== Supplied text
Boston could be one of them if the statehouse clown car could find its clue sometime soon!
are you joking?
By anon
Tue, 01/03/2012 - 4:09pm
Funniest thing I've heard all day! You must not have had to rely on Chicago public transportation to get to work for several years. Glad you enjoyed your occasional trip up and down Michigan Ave., tourist.
Chicago has haters too
By Mark-
Tue, 01/03/2012 - 4:15pm
I'm sure if you rode the Chicago transit system, you'd find a lot to despise about that also. Also, their fares are already much higher than Boston's.
Pass the pain
By Kaz
Tue, 01/03/2012 - 2:12pm
Is it inherently necessary that the person running the MBTA advocate for passing the pain onto the public as opposed to openly advocating that the state fix its funding situation?
Is it because their ability to move up the ranks of state politics requires that they not tip the tea kettle of reality? The State House decided to put the MBTA on this crash course with its debt load by agreeing to completely asinine extrapolated budgetary numbers over 10 years ago now. They have not ONCE been forced to recognize the abject failure of their predecessors (unless you count last year's bailout from the sales tax increase that they paid the MBTA to close that "one time" budget hole). It's time for reality to be the key point here. It's time for the State House to revisit the stupidity that led the MBTA to want to jack up its fares while decreasing service.
====
== Information given
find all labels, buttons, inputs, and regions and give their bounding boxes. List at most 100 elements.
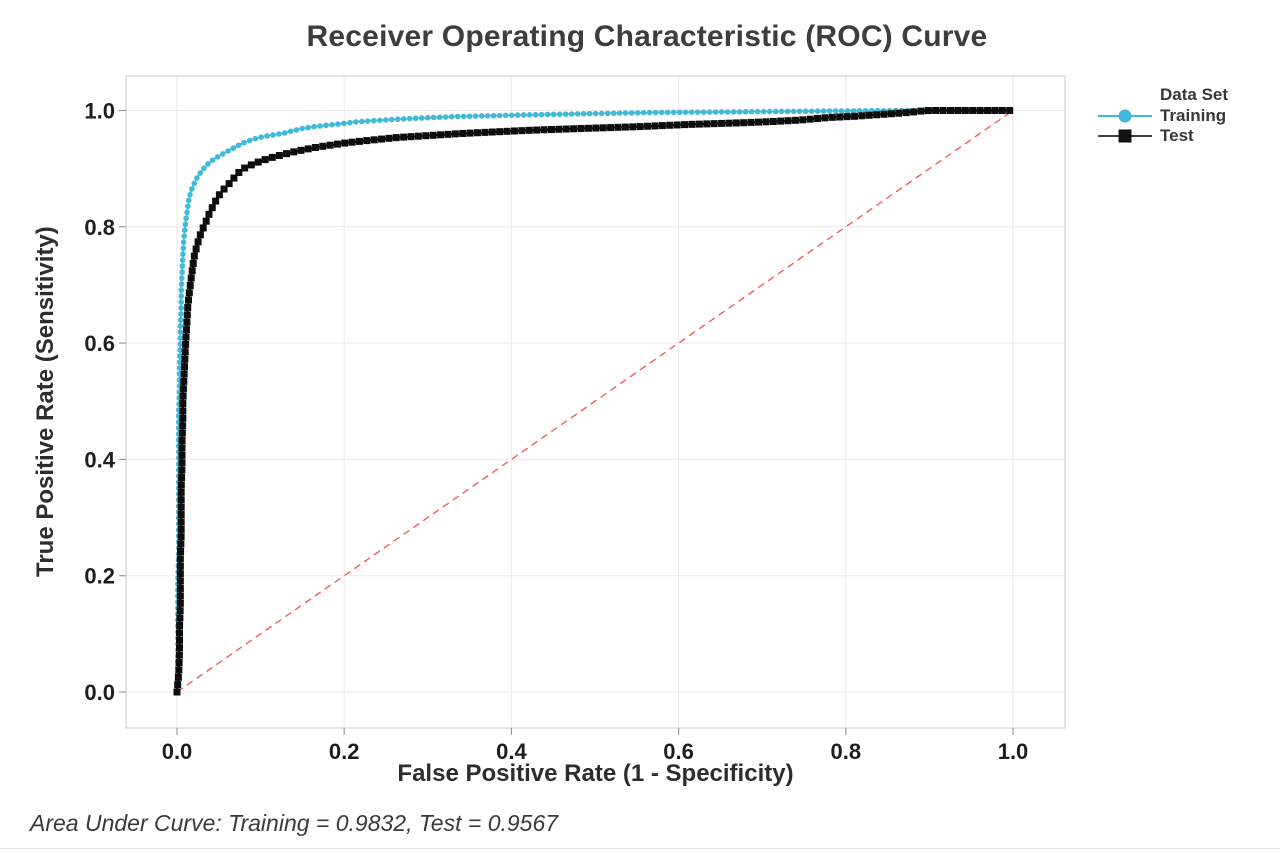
series-marker-test [183, 311, 191, 319]
series-marker-training [178, 281, 185, 287]
series-marker-test [180, 370, 188, 378]
legend-item-training[interactable]: Training [1098, 106, 1228, 126]
series-marker-test [177, 503, 185, 511]
series-marker-training [724, 109, 731, 115]
series-marker-training [478, 113, 485, 119]
series-marker-test [177, 511, 185, 519]
series-marker-test [176, 592, 184, 600]
series-marker-test [991, 107, 999, 114]
series-marker-training [688, 109, 695, 116]
series-marker-test [175, 651, 183, 659]
series-marker-test [177, 548, 185, 556]
series-marker-test [828, 113, 836, 121]
series-marker-test [392, 134, 400, 142]
series-marker-training [484, 112, 491, 119]
series-marker-test [851, 112, 859, 120]
series-marker-training [826, 108, 833, 114]
series-marker-test [703, 120, 711, 128]
series-marker-test [311, 144, 319, 152]
series-marker-training [177, 347, 183, 353]
series-marker-test [836, 113, 844, 121]
series-marker-training [640, 109, 647, 116]
series-marker-training [508, 112, 515, 119]
series-marker-test [910, 108, 918, 116]
series-marker-training [287, 128, 294, 135]
series-marker-training [178, 275, 185, 281]
series-marker-training [448, 113, 455, 120]
series-marker-test [175, 658, 183, 666]
series-marker-training [180, 251, 186, 257]
series-marker-test [762, 118, 770, 126]
series-marker-test [873, 111, 881, 119]
series-marker-test [732, 119, 740, 127]
series-marker-test [474, 129, 482, 137]
series-marker-training [394, 116, 401, 123]
series-marker-training [466, 113, 473, 120]
series-marker-test [636, 123, 644, 131]
series-marker-training [382, 117, 389, 123]
series-marker-test [599, 124, 607, 132]
series-marker-training [664, 109, 671, 116]
series-marker-test [235, 168, 243, 176]
series-marker-training [179, 269, 185, 275]
series-marker-test [378, 135, 386, 143]
series-marker-test [917, 107, 925, 115]
y-tick-label: 0.0 [84, 680, 115, 705]
series-marker-test [254, 158, 262, 166]
series-marker-test [348, 138, 356, 146]
series-marker-test [887, 110, 895, 118]
series-marker-test [205, 210, 213, 218]
series-marker-test [179, 385, 187, 393]
series-marker-test [444, 130, 452, 138]
series-marker-test [188, 267, 196, 275]
legend-item-test[interactable]: Test [1098, 126, 1228, 146]
series-marker-training [568, 111, 575, 117]
series-marker-training [544, 111, 551, 118]
series-marker-training [179, 257, 186, 263]
series-marker-test [429, 131, 437, 139]
series-marker-test [570, 125, 578, 133]
series-marker-test [196, 231, 204, 239]
auc-annotation: Area Under Curve: Training = 0.9832, Tes… [30, 810, 559, 836]
series-marker-training [520, 112, 527, 118]
series-marker-training [784, 108, 791, 115]
series-marker-test [181, 348, 189, 356]
series-marker-test [199, 224, 207, 232]
series-marker-training [406, 115, 413, 122]
series-marker-test [176, 555, 184, 563]
series-marker-training [264, 133, 270, 139]
series-marker-test [241, 164, 249, 172]
series-marker-test [533, 126, 541, 134]
series-marker-training [490, 112, 497, 119]
x-tick-label: 0.8 [831, 739, 862, 764]
series-marker-training [604, 110, 611, 117]
series-marker-training [610, 110, 617, 117]
series-marker-training [185, 203, 191, 210]
series-marker-test [621, 123, 629, 131]
series-marker-test [319, 142, 327, 150]
series-marker-test [422, 132, 430, 140]
series-marker-test [481, 128, 489, 136]
series-marker-training [526, 112, 533, 118]
x-axis-label: False Positive Rate (1 - Specificity) [397, 760, 794, 787]
series-marker-training [353, 119, 359, 125]
series-marker-training [814, 108, 821, 114]
series-marker-training [550, 111, 557, 118]
series-marker-training [317, 123, 323, 129]
series-marker-test [333, 140, 341, 148]
series-marker-test [275, 151, 283, 159]
series-marker-test [525, 126, 533, 134]
series-marker-training [184, 209, 190, 216]
series-marker-test [326, 141, 334, 149]
series-marker-test [466, 129, 474, 137]
series-marker-training [358, 118, 365, 125]
series-marker-test [688, 120, 696, 128]
series-marker-training [194, 175, 200, 181]
series-marker-test [614, 123, 622, 131]
series-marker-training [634, 110, 641, 116]
series-marker-test [181, 363, 189, 371]
series-marker-test [176, 629, 184, 637]
series-marker-training [364, 118, 371, 124]
series-marker-training [225, 148, 231, 154]
series-marker-test [220, 185, 228, 193]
====
Work required — List every username that follows the word "By" in the transit comment thread.

Exercise answer — anon, Mark-, Kaz